### Given information ###
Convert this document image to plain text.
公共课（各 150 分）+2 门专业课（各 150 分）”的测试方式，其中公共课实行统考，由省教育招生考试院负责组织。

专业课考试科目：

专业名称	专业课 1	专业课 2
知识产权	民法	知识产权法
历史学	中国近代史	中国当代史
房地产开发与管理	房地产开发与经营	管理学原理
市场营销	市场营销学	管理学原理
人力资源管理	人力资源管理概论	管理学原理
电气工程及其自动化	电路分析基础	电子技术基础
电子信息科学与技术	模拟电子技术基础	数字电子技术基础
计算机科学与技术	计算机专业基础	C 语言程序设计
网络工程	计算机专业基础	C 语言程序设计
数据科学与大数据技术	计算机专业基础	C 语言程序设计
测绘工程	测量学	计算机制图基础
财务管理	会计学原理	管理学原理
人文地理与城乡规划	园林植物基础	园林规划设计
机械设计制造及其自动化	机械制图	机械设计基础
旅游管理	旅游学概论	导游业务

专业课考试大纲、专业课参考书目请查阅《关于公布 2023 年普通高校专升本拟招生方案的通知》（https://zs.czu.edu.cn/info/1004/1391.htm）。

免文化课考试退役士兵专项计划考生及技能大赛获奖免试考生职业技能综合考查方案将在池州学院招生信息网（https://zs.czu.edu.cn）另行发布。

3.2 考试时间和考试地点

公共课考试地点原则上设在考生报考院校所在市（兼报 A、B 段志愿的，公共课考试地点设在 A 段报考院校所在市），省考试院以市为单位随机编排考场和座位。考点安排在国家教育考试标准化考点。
###
◆ Task objective: The records above should be restated word for word, please.

◆ Exercise output:
Convert this document image to plain text.
公共课（各 150 分）+2 门专业课（各 150 分）”的测试方式，其中公共课实行统考，由省教育招生考试院负责组织。

专业课考试科目：

专业名称	专业课 1	专业课 2
知识产权	民法	知识产权法
历史学	中国近代史	中国当代史
房地产开发与管理	房地产开发与经营	管理学原理
市场营销	市场营销学	管理学原理
人力资源管理	人力资源管理概论	管理学原理
电气工程及其自动化	电路分析基础	电子技术基础
电子信息科学与技术	模拟电子技术基础	数字电子技术基础
计算机科学与技术	计算机专业基础	C 语言程序设计
网络工程	计算机专业基础	C 语言程序设计
数据科学与大数据技术	计算机专业基础	C 语言程序设计
测绘工程	测量学	计算机制图基础
财务管理	会计学原理	管理学原理
人文地理与城乡规划	园林植物基础	园林规划设计
机械设计制造及其自动化	机械制图	机械设计基础
旅游管理	旅游学概论	导游业务

专业课考试大纲、专业课参考书目请查阅《关于公布 2023 年普通高校专升本拟招生方案的通知》（https://zs.czu.edu.cn/info/1004/1391.htm）。

免文化课考试退役士兵专项计划考生及技能大赛获奖免试考生职业技能综合考查方案将在池州学院招生信息网（https://zs.czu.edu.cn）另行发布。

3.2 考试时间和考试地点

公共课考试地点原则上设在考生报考院校所在市（兼报 A、B 段志愿的，公共课考试地点设在 A 段报考院校所在市），省考试院以市为单位随机编排考场和座位。考点安排在国家教育考试标准化考点。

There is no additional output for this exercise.